* **Raw records**

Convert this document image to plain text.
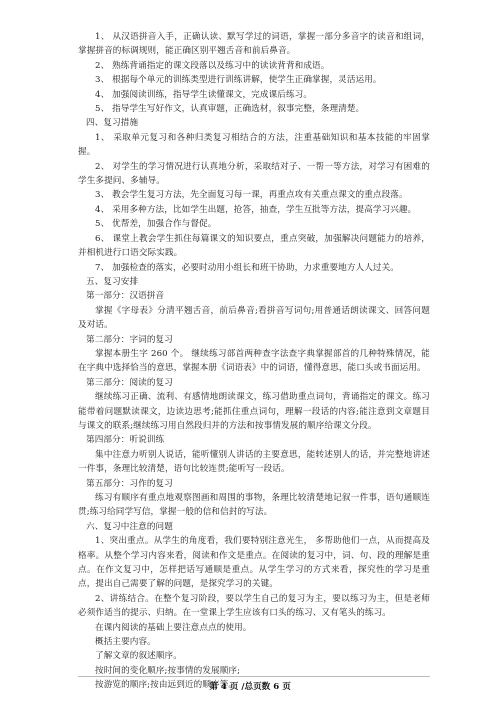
1、 从汉语拼音入手，正确认读、默写学过的词语，掌握一部分多音字的读音和组词，掌握拼音的标调规则，能正确区别平翘舌音和前后鼻音。

2、 熟练背诵指定的课文段落以及练习中的读读背背和成语。

3、 根据每个单元的训练类型进行训练讲解，使学生正确掌握，灵活运用。

4、 加强阅读训练，指导学生读懂课文，完成课后练习。

5、 指导学生写好作文，认真审题，正确选材，叙事完整，条理清楚。

四、复习措施

1、 采取单元复习和各种归类复习相结合的方法，注重基础知识和基本技能的牢固掌握。

2、 对学生的学习情况进行认真地分析，采取结对子、一帮一等方法，对学习有困难的学生多提问、多辅导。

3、 教会学生复习方法，先全面复习每一课，再重点攻有关重点课文的重点段落。

4、 采用多种方法，比如学生出题，抢答，抽查，学生互批等方法，提高学习兴趣。

5、 优帮差，加强合作与督促。

6、 课堂上教会学生抓住每篇课文的知识要点，重点突破，加强解决问题能力的培养，并相机进行口语交际实践。

7、 加强检查的落实，必要时动用小组长和班干协助，力求重要地方人人过关。

五、复习安排

第一部分：汉语拼音

掌握《字母表》分清平翘舌音，前后鼻音;看拼音写词句;用普通话朗读课文、回答问题及对话。

第二部分：字词的复习

掌握本册生字 260 个。 继续练习部首两种查字法查字典掌握部首的几种特殊情况，能在字典中选择恰当的意思，掌握本册《词语表》中的词语，懂得意思，能口头或书面运用。

第三部分：阅读的复习

继续练习正确、流利、有感情地朗读课文，练习借助重点词句，背诵指定的课文。练习能带着问题默读课文，边读边思考;能抓住重点词句，理解一段话的内容;能注意到文章题目与课文的联系;继续练习用自然段归并的方法和按事情发展的顺序给课文分段。

第四部分：听说训练

集中注意力听别人说话，能听懂别人讲话的主要意思，能转述别人的话，并完整地讲述一件事，条理比较清楚，语句比较连贯;能听写一段话。

第五部分：习作的复习

练习有顺序有重点地观察图画和周围的事物，条理比较清楚地记叙一件事，语句通顺连贯;练习给同学写信，掌握一般的信和信封的写法。

六、复习中注意的问题

1、突出重点。从学生的角度看，我们要特别注意光生， 多帮助他们一点，从而提高及格率。从整个学习内容来看，阅读和作文是重点。在阅读的复习中，词、句、段的理解是重点。在作文复习中，怎样把话写通顺是重点。从学生学习的方式来看，探究性的学习是重点，提出自己需要了解的问题，是探究学习的关键。

2、讲练结合。在整个复习阶段，要以学生自己的复习为主，要以练习为主，但是老师必须作适当的提示、归纳。在一堂课上学生应该有口头的练习、又有笔头的练习。

在课内阅读的基础上要注意点点的使用。

概括主要内容。

了解文章的叙述顺序。

按时间的变化顺序;按事情的发展顺序;

按游览的顺序;按由远到近的顺序等。

第 4 页 /总页数 6 页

* **Written task**
Without the pictures, restate all of the entries above verbatim.

* **Full response**
Convert this document image to plain text.
1、 从汉语拼音入手，正确认读、默写学过的词语，掌握一部分多音字的读音和组词，掌握拼音的标调规则，能正确区别平翘舌音和前后鼻音。

2、 熟练背诵指定的课文段落以及练习中的读读背背和成语。

3、 根据每个单元的训练类型进行训练讲解，使学生正确掌握，灵活运用。

4、 加强阅读训练，指导学生读懂课文，完成课后练习。

5、 指导学生写好作文，认真审题，正确选材，叙事完整，条理清楚。

四、复习措施

1、 采取单元复习和各种归类复习相结合的方法，注重基础知识和基本技能的牢固掌握。

2、 对学生的学习情况进行认真地分析，采取结对子、一帮一等方法，对学习有困难的学生多提问、多辅导。

3、 教会学生复习方法，先全面复习每一课，再重点攻有关重点课文的重点段落。

4、 采用多种方法，比如学生出题，抢答，抽查，学生互批等方法，提高学习兴趣。

5、 优帮差，加强合作与督促。

6、 课堂上教会学生抓住每篇课文的知识要点，重点突破，加强解决问题能力的培养，并相机进行口语交际实践。

7、 加强检查的落实，必要时动用小组长和班干协助，力求重要地方人人过关。

五、复习安排

第一部分：汉语拼音

掌握《字母表》分清平翘舌音，前后鼻音;看拼音写词句;用普通话朗读课文、回答问题及对话。

第二部分：字词的复习

掌握本册生字 260 个。 继续练习部首两种查字法查字典掌握部首的几种特殊情况，能在字典中选择恰当的意思，掌握本册《词语表》中的词语，懂得意思，能口头或书面运用。

第三部分：阅读的复习

继续练习正确、流利、有感情地朗读课文，练习借助重点词句，背诵指定的课文。练习能带着问题默读课文，边读边思考;能抓住重点词句，理解一段话的内容;能注意到文章题目与课文的联系;继续练习用自然段归并的方法和按事情发展的顺序给课文分段。

第四部分：听说训练

集中注意力听别人说话，能听懂别人讲话的主要意思，能转述别人的话，并完整地讲述一件事，条理比较清楚，语句比较连贯;能听写一段话。

第五部分：习作的复习

练习有顺序有重点地观察图画和周围的事物，条理比较清楚地记叙一件事，语句通顺连贯;练习给同学写信，掌握一般的信和信封的写法。

六、复习中注意的问题

1、突出重点。从学生的角度看，我们要特别注意光生， 多帮助他们一点，从而提高及格率。从整个学习内容来看，阅读和作文是重点。在阅读的复习中，词、句、段的理解是重点。在作文复习中，怎样把话写通顺是重点。从学生学习的方式来看，探究性的学习是重点，提出自己需要了解的问题，是探究学习的关键。

2、讲练结合。在整个复习阶段，要以学生自己的复习为主，要以练习为主，但是老师必须作适当的提示、归纳。在一堂课上学生应该有口头的练习、又有笔头的练习。

在课内阅读的基础上要注意点点的使用。

概括主要内容。

了解文章的叙述顺序。

按时间的变化顺序;按事情的发展顺序;

按游览的顺序;按由远到近的顺序等。

第 4 页 /总页数 6 页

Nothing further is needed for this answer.